- [PROBLEM DESCRIPTION]: Extract every record, exactly as written, and ignore the pictures.

Start of STORED DATA

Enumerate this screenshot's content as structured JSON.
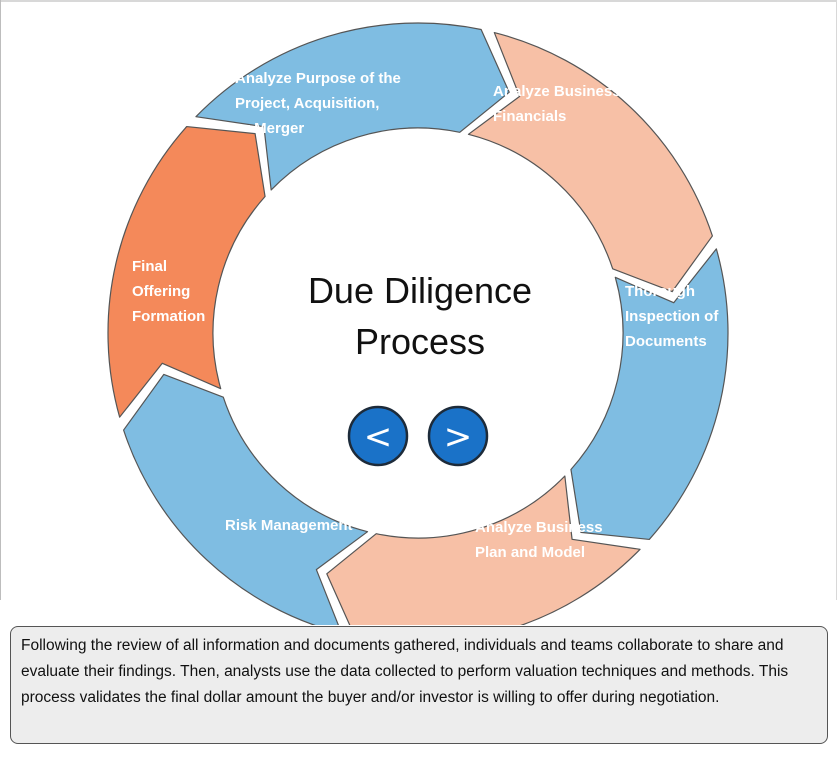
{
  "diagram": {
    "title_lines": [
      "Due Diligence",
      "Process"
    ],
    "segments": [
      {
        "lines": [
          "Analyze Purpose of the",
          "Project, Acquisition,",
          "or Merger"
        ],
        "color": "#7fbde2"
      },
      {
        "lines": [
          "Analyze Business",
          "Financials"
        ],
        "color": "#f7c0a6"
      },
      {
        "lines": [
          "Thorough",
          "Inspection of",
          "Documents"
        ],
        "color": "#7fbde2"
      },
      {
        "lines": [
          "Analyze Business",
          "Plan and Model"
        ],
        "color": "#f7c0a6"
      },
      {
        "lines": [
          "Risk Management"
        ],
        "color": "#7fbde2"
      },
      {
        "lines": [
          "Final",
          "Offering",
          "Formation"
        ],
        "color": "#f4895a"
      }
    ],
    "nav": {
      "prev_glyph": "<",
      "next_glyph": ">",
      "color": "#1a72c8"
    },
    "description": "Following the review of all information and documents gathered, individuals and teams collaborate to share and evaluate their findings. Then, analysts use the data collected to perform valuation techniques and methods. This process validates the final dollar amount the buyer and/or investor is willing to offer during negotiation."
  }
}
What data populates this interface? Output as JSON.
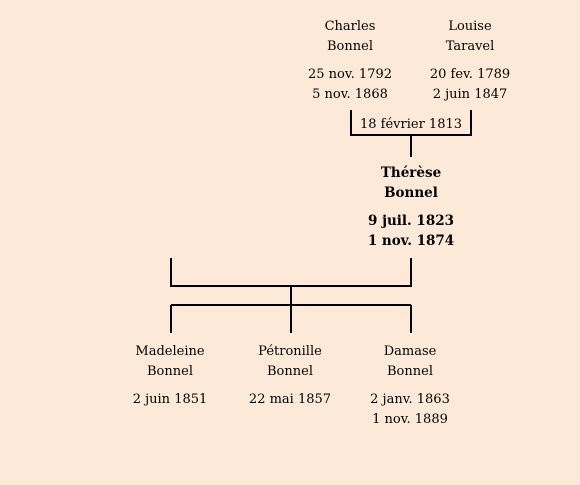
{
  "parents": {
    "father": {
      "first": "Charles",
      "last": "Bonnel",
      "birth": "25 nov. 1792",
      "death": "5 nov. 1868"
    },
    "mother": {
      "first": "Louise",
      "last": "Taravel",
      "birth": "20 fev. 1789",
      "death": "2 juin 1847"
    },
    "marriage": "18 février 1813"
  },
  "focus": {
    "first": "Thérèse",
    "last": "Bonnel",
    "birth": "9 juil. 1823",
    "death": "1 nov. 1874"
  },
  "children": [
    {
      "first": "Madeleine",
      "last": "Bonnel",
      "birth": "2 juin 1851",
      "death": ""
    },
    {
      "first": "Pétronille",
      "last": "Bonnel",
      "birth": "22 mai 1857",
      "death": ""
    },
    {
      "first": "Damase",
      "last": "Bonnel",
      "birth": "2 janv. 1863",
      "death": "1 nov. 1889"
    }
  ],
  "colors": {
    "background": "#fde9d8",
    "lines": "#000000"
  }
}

End of STORED DATA

- [ANSWER TO THIS EXERCISE]:
Enumerate this screenshot's content as structured JSON.
{
  "diagram": {
    "title_lines": [
      "Due Diligence",
      "Process"
    ],
    "segments": [
      {
        "lines": [
          "Analyze Purpose of the",
          "Project, Acquisition,",
          "or Merger"
        ],
        "color": "#7fbde2"
      },
      {
        "lines": [
          "Analyze Business",
          "Financials"
        ],
        "color": "#f7c0a6"
      },
      {
        "lines": [
          "Thorough",
          "Inspection of",
          "Documents"
        ],
        "color": "#7fbde2"
      },
      {
        "lines": [
          "Analyze Business",
          "Plan and Model"
        ],
        "color": "#f7c0a6"
      },
      {
        "lines": [
          "Risk Management"
        ],
        "color": "#7fbde2"
      },
      {
        "lines": [
          "Final",
          "Offering",
          "Formation"
        ],
        "color": "#f4895a"
      }
    ],
    "nav": {
      "prev_glyph": "<",
      "next_glyph": ">",
      "color": "#1a72c8"
    },
    "description": "Following the review of all information and documents gathered, individuals and teams collaborate to share and evaluate their findings. Then, analysts use the data collected to perform valuation techniques and methods. This process validates the final dollar amount the buyer and/or investor is willing to offer during negotiation."
  }
}
What data populates this interface? Output as JSON.
{
  "parents": {
    "father": {
      "first": "Charles",
      "last": "Bonnel",
      "birth": "25 nov. 1792",
      "death": "5 nov. 1868"
    },
    "mother": {
      "first": "Louise",
      "last": "Taravel",
      "birth": "20 fev. 1789",
      "death": "2 juin 1847"
    },
    "marriage": "18 février 1813"
  },
  "focus": {
    "first": "Thérèse",
    "last": "Bonnel",
    "birth": "9 juil. 1823",
    "death": "1 nov. 1874"
  },
  "children": [
    {
      "first": "Madeleine",
      "last": "Bonnel",
      "birth": "2 juin 1851",
      "death": ""
    },
    {
      "first": "Pétronille",
      "last": "Bonnel",
      "birth": "22 mai 1857",
      "death": ""
    },
    {
      "first": "Damase",
      "last": "Bonnel",
      "birth": "2 janv. 1863",
      "death": "1 nov. 1889"
    }
  ],
  "colors": {
    "background": "#fde9d8",
    "lines": "#000000"
  }
}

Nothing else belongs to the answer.